─── EXTRACTED MATERIAL ───

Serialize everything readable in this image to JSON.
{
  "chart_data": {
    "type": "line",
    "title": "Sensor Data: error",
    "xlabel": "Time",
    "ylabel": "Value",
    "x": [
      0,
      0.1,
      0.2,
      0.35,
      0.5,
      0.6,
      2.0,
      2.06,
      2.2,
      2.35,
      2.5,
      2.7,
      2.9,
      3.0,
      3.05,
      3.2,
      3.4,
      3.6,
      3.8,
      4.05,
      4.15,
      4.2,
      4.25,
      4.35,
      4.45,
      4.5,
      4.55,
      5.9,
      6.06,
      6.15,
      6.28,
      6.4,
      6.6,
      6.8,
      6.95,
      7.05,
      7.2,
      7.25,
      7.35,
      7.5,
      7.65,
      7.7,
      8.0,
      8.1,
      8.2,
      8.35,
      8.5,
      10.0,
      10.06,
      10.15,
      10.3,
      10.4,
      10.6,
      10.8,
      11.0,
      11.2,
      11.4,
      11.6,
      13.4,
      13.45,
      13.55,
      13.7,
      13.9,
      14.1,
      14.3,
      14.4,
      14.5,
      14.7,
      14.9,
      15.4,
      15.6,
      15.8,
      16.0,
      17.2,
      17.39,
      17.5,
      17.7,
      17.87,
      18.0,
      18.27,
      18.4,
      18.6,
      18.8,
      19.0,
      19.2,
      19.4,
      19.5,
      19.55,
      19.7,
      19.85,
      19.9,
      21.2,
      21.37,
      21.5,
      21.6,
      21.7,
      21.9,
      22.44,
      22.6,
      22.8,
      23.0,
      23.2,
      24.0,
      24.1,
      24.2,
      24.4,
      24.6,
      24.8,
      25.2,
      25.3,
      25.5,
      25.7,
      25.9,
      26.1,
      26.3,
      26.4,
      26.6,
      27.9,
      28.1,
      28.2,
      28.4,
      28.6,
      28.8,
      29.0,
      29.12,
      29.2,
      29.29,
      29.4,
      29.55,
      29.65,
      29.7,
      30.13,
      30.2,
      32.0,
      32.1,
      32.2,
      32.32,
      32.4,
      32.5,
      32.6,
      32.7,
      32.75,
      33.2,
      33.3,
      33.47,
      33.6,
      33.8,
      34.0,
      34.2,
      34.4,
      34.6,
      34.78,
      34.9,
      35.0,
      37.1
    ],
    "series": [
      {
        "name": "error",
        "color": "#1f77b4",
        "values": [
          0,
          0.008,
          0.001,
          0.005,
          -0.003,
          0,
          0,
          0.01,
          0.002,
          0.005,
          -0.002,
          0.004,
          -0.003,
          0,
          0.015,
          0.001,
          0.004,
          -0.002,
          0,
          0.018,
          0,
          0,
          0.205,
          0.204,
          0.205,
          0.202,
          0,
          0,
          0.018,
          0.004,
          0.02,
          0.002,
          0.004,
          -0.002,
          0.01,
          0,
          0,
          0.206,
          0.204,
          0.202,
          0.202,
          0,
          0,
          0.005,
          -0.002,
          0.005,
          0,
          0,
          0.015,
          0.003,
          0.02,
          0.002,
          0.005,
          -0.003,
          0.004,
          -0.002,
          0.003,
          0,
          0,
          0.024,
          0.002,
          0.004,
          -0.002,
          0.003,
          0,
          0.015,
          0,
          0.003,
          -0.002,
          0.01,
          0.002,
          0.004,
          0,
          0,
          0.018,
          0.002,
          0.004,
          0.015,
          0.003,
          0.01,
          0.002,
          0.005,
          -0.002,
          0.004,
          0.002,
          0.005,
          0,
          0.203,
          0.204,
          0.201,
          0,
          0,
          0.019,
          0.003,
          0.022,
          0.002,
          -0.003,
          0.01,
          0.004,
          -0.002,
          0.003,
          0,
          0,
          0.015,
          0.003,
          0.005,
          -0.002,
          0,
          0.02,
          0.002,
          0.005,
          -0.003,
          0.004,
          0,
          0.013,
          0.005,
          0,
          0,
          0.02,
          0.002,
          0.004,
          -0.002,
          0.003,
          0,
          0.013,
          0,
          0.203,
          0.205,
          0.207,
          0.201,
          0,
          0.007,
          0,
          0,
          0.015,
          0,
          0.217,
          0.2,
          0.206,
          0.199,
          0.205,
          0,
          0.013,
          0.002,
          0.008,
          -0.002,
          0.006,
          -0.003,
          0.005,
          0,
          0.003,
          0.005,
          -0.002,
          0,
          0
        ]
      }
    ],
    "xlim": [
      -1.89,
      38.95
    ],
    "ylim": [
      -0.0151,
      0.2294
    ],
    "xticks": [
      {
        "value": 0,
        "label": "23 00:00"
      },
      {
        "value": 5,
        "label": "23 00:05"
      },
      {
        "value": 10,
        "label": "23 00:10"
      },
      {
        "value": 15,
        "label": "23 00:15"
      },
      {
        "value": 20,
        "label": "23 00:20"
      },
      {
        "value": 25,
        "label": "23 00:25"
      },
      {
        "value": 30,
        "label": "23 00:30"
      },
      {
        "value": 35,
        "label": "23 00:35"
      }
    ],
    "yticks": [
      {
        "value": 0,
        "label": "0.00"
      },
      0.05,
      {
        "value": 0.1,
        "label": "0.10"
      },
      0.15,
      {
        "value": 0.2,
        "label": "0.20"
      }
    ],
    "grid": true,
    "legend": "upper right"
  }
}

───

*EXERCISE OBJECTIVE*:
Repeat the records above in full, character for character.

*ANSWER*:
Serialize everything readable in this image to JSON.
{
  "chart_data": {
    "type": "line",
    "title": "Sensor Data: error",
    "xlabel": "Time",
    "ylabel": "Value",
    "x": [
      0,
      0.1,
      0.2,
      0.35,
      0.5,
      0.6,
      2.0,
      2.06,
      2.2,
      2.35,
      2.5,
      2.7,
      2.9,
      3.0,
      3.05,
      3.2,
      3.4,
      3.6,
      3.8,
      4.05,
      4.15,
      4.2,
      4.25,
      4.35,
      4.45,
      4.5,
      4.55,
      5.9,
      6.06,
      6.15,
      6.28,
      6.4,
      6.6,
      6.8,
      6.95,
      7.05,
      7.2,
      7.25,
      7.35,
      7.5,
      7.65,
      7.7,
      8.0,
      8.1,
      8.2,
      8.35,
      8.5,
      10.0,
      10.06,
      10.15,
      10.3,
      10.4,
      10.6,
      10.8,
      11.0,
      11.2,
      11.4,
      11.6,
      13.4,
      13.45,
      13.55,
      13.7,
      13.9,
      14.1,
      14.3,
      14.4,
      14.5,
      14.7,
      14.9,
      15.4,
      15.6,
      15.8,
      16.0,
      17.2,
      17.39,
      17.5,
      17.7,
      17.87,
      18.0,
      18.27,
      18.4,
      18.6,
      18.8,
      19.0,
      19.2,
      19.4,
      19.5,
      19.55,
      19.7,
      19.85,
      19.9,
      21.2,
      21.37,
      21.5,
      21.6,
      21.7,
      21.9,
      22.44,
      22.6,
      22.8,
      23.0,
      23.2,
      24.0,
      24.1,
      24.2,
      24.4,
      24.6,
      24.8,
      25.2,
      25.3,
      25.5,
      25.7,
      25.9,
      26.1,
      26.3,
      26.4,
      26.6,
      27.9,
      28.1,
      28.2,
      28.4,
      28.6,
      28.8,
      29.0,
      29.12,
      29.2,
      29.29,
      29.4,
      29.55,
      29.65,
      29.7,
      30.13,
      30.2,
      32.0,
      32.1,
      32.2,
      32.32,
      32.4,
      32.5,
      32.6,
      32.7,
      32.75,
      33.2,
      33.3,
      33.47,
      33.6,
      33.8,
      34.0,
      34.2,
      34.4,
      34.6,
      34.78,
      34.9,
      35.0,
      37.1
    ],
    "series": [
      {
        "name": "error",
        "color": "#1f77b4",
        "values": [
          0,
          0.008,
          0.001,
          0.005,
          -0.003,
          0,
          0,
          0.01,
          0.002,
          0.005,
          -0.002,
          0.004,
          -0.003,
          0,
          0.015,
          0.001,
          0.004,
          -0.002,
          0,
          0.018,
          0,
          0,
          0.205,
          0.204,
          0.205,
          0.202,
          0,
          0,
          0.018,
          0.004,
          0.02,
          0.002,
          0.004,
          -0.002,
          0.01,
          0,
          0,
          0.206,
          0.204,
          0.202,
          0.202,
          0,
          0,
          0.005,
          -0.002,
          0.005,
          0,
          0,
          0.015,
          0.003,
          0.02,
          0.002,
          0.005,
          -0.003,
          0.004,
          -0.002,
          0.003,
          0,
          0,
          0.024,
          0.002,
          0.004,
          -0.002,
          0.003,
          0,
          0.015,
          0,
          0.003,
          -0.002,
          0.01,
          0.002,
          0.004,
          0,
          0,
          0.018,
          0.002,
          0.004,
          0.015,
          0.003,
          0.01,
          0.002,
          0.005,
          -0.002,
          0.004,
          0.002,
          0.005,
          0,
          0.203,
          0.204,
          0.201,
          0,
          0,
          0.019,
          0.003,
          0.022,
          0.002,
          -0.003,
          0.01,
          0.004,
          -0.002,
          0.003,
          0,
          0,
          0.015,
          0.003,
          0.005,
          -0.002,
          0,
          0.02,
          0.002,
          0.005,
          -0.003,
          0.004,
          0,
          0.013,
          0.005,
          0,
          0,
          0.02,
          0.002,
          0.004,
          -0.002,
          0.003,
          0,
          0.013,
          0,
          0.203,
          0.205,
          0.207,
          0.201,
          0,
          0.007,
          0,
          0,
          0.015,
          0,
          0.217,
          0.2,
          0.206,
          0.199,
          0.205,
          0,
          0.013,
          0.002,
          0.008,
          -0.002,
          0.006,
          -0.003,
          0.005,
          0,
          0.003,
          0.005,
          -0.002,
          0,
          0
        ]
      }
    ],
    "xlim": [
      -1.89,
      38.95
    ],
    "ylim": [
      -0.0151,
      0.2294
    ],
    "xticks": [
      {
        "value": 0,
        "label": "23 00:00"
      },
      {
        "value": 5,
        "label": "23 00:05"
      },
      {
        "value": 10,
        "label": "23 00:10"
      },
      {
        "value": 15,
        "label": "23 00:15"
      },
      {
        "value": 20,
        "label": "23 00:20"
      },
      {
        "value": 25,
        "label": "23 00:25"
      },
      {
        "value": 30,
        "label": "23 00:30"
      },
      {
        "value": 35,
        "label": "23 00:35"
      }
    ],
    "yticks": [
      {
        "value": 0,
        "label": "0.00"
      },
      0.05,
      {
        "value": 0.1,
        "label": "0.10"
      },
      0.15,
      {
        "value": 0.2,
        "label": "0.20"
      }
    ],
    "grid": true,
    "legend": "upper right"
  }
}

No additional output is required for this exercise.